Copy out every entry precisely.

──────────

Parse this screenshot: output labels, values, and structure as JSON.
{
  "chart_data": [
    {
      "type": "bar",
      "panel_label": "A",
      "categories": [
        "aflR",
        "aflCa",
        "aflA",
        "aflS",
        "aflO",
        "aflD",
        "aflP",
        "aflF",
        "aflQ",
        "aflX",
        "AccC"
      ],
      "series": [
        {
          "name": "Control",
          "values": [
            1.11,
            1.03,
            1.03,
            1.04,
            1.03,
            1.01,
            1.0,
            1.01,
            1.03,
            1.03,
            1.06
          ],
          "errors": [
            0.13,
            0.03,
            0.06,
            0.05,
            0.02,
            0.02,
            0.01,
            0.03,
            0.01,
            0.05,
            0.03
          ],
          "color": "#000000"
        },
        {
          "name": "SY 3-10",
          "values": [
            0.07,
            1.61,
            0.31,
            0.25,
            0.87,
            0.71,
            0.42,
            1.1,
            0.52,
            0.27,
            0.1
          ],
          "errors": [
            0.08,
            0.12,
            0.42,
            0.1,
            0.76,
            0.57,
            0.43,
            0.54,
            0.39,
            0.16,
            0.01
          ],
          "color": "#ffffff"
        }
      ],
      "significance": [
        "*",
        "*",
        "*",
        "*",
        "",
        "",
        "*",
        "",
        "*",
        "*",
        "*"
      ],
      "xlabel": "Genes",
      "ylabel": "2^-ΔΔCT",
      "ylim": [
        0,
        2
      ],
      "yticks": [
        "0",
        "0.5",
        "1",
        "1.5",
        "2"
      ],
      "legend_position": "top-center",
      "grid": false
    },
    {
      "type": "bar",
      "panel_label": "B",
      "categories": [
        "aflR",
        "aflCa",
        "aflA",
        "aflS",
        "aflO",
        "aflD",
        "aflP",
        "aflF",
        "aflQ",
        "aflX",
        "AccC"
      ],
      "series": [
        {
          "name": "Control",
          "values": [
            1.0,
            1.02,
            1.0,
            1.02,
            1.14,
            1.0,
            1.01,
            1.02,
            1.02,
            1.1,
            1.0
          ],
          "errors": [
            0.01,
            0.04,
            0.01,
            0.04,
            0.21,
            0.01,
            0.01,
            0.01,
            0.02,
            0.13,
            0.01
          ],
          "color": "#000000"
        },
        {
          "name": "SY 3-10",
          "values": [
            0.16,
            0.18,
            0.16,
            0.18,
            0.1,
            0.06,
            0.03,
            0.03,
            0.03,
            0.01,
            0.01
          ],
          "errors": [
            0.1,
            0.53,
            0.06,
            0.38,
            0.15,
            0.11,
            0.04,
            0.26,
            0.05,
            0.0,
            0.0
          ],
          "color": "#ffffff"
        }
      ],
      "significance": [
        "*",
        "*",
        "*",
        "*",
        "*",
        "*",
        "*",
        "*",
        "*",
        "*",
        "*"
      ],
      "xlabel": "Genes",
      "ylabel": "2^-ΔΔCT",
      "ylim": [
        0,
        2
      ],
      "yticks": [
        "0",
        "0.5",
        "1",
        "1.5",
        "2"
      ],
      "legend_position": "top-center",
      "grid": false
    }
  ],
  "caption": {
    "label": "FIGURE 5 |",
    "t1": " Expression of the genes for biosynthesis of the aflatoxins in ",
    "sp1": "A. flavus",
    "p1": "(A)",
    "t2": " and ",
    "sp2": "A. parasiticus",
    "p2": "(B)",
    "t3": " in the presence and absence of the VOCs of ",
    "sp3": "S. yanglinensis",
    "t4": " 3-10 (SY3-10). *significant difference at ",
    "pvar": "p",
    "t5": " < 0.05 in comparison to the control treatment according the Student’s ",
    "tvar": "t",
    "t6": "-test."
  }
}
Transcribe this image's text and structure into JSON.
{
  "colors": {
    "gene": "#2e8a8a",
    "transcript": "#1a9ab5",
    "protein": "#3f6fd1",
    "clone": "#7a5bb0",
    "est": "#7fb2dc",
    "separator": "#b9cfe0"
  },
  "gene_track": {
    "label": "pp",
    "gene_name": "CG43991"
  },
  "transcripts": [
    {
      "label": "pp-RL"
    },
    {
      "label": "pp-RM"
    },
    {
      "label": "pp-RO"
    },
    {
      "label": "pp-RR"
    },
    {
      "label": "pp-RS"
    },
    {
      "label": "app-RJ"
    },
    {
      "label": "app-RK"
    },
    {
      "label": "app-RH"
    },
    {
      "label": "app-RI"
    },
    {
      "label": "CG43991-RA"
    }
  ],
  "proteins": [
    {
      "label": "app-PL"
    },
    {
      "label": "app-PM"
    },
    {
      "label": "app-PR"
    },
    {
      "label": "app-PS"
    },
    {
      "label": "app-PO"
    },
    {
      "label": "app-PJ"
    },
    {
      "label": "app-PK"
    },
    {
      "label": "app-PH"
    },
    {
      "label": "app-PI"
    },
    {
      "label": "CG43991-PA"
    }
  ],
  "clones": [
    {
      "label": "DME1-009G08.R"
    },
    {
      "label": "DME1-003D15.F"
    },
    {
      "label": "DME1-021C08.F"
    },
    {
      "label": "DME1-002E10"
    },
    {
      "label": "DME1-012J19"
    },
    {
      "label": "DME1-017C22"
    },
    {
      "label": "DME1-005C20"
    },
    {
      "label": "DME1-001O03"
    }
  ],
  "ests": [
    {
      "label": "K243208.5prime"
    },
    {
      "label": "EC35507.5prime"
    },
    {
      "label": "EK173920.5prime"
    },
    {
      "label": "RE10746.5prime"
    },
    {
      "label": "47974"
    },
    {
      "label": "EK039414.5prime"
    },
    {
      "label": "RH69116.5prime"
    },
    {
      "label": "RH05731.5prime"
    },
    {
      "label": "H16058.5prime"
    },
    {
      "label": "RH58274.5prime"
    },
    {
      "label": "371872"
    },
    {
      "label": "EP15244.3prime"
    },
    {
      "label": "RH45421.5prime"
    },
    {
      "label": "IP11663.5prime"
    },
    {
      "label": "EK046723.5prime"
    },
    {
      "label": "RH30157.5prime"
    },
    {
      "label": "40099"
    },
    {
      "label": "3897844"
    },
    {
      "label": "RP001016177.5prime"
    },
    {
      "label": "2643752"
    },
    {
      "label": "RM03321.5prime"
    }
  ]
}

──────────

Solution to this problem:
Parse this screenshot: output labels, values, and structure as JSON.
{
  "chart_data": [
    {
      "type": "bar",
      "panel_label": "A",
      "categories": [
        "aflR",
        "aflCa",
        "aflA",
        "aflS",
        "aflO",
        "aflD",
        "aflP",
        "aflF",
        "aflQ",
        "aflX",
        "AccC"
      ],
      "series": [
        {
          "name": "Control",
          "values": [
            1.11,
            1.03,
            1.03,
            1.04,
            1.03,
            1.01,
            1.0,
            1.01,
            1.03,
            1.03,
            1.06
          ],
          "errors": [
            0.13,
            0.03,
            0.06,
            0.05,
            0.02,
            0.02,
            0.01,
            0.03,
            0.01,
            0.05,
            0.03
          ],
          "color": "#000000"
        },
        {
          "name": "SY 3-10",
          "values": [
            0.07,
            1.61,
            0.31,
            0.25,
            0.87,
            0.71,
            0.42,
            1.1,
            0.52,
            0.27,
            0.1
          ],
          "errors": [
            0.08,
            0.12,
            0.42,
            0.1,
            0.76,
            0.57,
            0.43,
            0.54,
            0.39,
            0.16,
            0.01
          ],
          "color": "#ffffff"
        }
      ],
      "significance": [
        "*",
        "*",
        "*",
        "*",
        "",
        "",
        "*",
        "",
        "*",
        "*",
        "*"
      ],
      "xlabel": "Genes",
      "ylabel": "2^-ΔΔCT",
      "ylim": [
        0,
        2
      ],
      "yticks": [
        "0",
        "0.5",
        "1",
        "1.5",
        "2"
      ],
      "legend_position": "top-center",
      "grid": false
    },
    {
      "type": "bar",
      "panel_label": "B",
      "categories": [
        "aflR",
        "aflCa",
        "aflA",
        "aflS",
        "aflO",
        "aflD",
        "aflP",
        "aflF",
        "aflQ",
        "aflX",
        "AccC"
      ],
      "series": [
        {
          "name": "Control",
          "values": [
            1.0,
            1.02,
            1.0,
            1.02,
            1.14,
            1.0,
            1.01,
            1.02,
            1.02,
            1.1,
            1.0
          ],
          "errors": [
            0.01,
            0.04,
            0.01,
            0.04,
            0.21,
            0.01,
            0.01,
            0.01,
            0.02,
            0.13,
            0.01
          ],
          "color": "#000000"
        },
        {
          "name": "SY 3-10",
          "values": [
            0.16,
            0.18,
            0.16,
            0.18,
            0.1,
            0.06,
            0.03,
            0.03,
            0.03,
            0.01,
            0.01
          ],
          "errors": [
            0.1,
            0.53,
            0.06,
            0.38,
            0.15,
            0.11,
            0.04,
            0.26,
            0.05,
            0.0,
            0.0
          ],
          "color": "#ffffff"
        }
      ],
      "significance": [
        "*",
        "*",
        "*",
        "*",
        "*",
        "*",
        "*",
        "*",
        "*",
        "*",
        "*"
      ],
      "xlabel": "Genes",
      "ylabel": "2^-ΔΔCT",
      "ylim": [
        0,
        2
      ],
      "yticks": [
        "0",
        "0.5",
        "1",
        "1.5",
        "2"
      ],
      "legend_position": "top-center",
      "grid": false
    }
  ],
  "caption": {
    "label": "FIGURE 5 |",
    "t1": " Expression of the genes for biosynthesis of the aflatoxins in ",
    "sp1": "A. flavus",
    "p1": "(A)",
    "t2": " and ",
    "sp2": "A. parasiticus",
    "p2": "(B)",
    "t3": " in the presence and absence of the VOCs of ",
    "sp3": "S. yanglinensis",
    "t4": " 3-10 (SY3-10). *significant difference at ",
    "pvar": "p",
    "t5": " < 0.05 in comparison to the control treatment according the Student’s ",
    "tvar": "t",
    "t6": "-test."
  }
}
Transcribe this image's text and structure into JSON.
{
  "colors": {
    "gene": "#2e8a8a",
    "transcript": "#1a9ab5",
    "protein": "#3f6fd1",
    "clone": "#7a5bb0",
    "est": "#7fb2dc",
    "separator": "#b9cfe0"
  },
  "gene_track": {
    "label": "pp",
    "gene_name": "CG43991"
  },
  "transcripts": [
    {
      "label": "pp-RL"
    },
    {
      "label": "pp-RM"
    },
    {
      "label": "pp-RO"
    },
    {
      "label": "pp-RR"
    },
    {
      "label": "pp-RS"
    },
    {
      "label": "app-RJ"
    },
    {
      "label": "app-RK"
    },
    {
      "label": "app-RH"
    },
    {
      "label": "app-RI"
    },
    {
      "label": "CG43991-RA"
    }
  ],
  "proteins": [
    {
      "label": "app-PL"
    },
    {
      "label": "app-PM"
    },
    {
      "label": "app-PR"
    },
    {
      "label": "app-PS"
    },
    {
      "label": "app-PO"
    },
    {
      "label": "app-PJ"
    },
    {
      "label": "app-PK"
    },
    {
      "label": "app-PH"
    },
    {
      "label": "app-PI"
    },
    {
      "label": "CG43991-PA"
    }
  ],
  "clones": [
    {
      "label": "DME1-009G08.R"
    },
    {
      "label": "DME1-003D15.F"
    },
    {
      "label": "DME1-021C08.F"
    },
    {
      "label": "DME1-002E10"
    },
    {
      "label": "DME1-012J19"
    },
    {
      "label": "DME1-017C22"
    },
    {
      "label": "DME1-005C20"
    },
    {
      "label": "DME1-001O03"
    }
  ],
  "ests": [
    {
      "label": "K243208.5prime"
    },
    {
      "label": "EC35507.5prime"
    },
    {
      "label": "EK173920.5prime"
    },
    {
      "label": "RE10746.5prime"
    },
    {
      "label": "47974"
    },
    {
      "label": "EK039414.5prime"
    },
    {
      "label": "RH69116.5prime"
    },
    {
      "label": "RH05731.5prime"
    },
    {
      "label": "H16058.5prime"
    },
    {
      "label": "RH58274.5prime"
    },
    {
      "label": "371872"
    },
    {
      "label": "EP15244.3prime"
    },
    {
      "label": "RH45421.5prime"
    },
    {
      "label": "IP11663.5prime"
    },
    {
      "label": "EK046723.5prime"
    },
    {
      "label": "RH30157.5prime"
    },
    {
      "label": "40099"
    },
    {
      "label": "3897844"
    },
    {
      "label": "RP001016177.5prime"
    },
    {
      "label": "2643752"
    },
    {
      "label": "RM03321.5prime"
    }
  ]
}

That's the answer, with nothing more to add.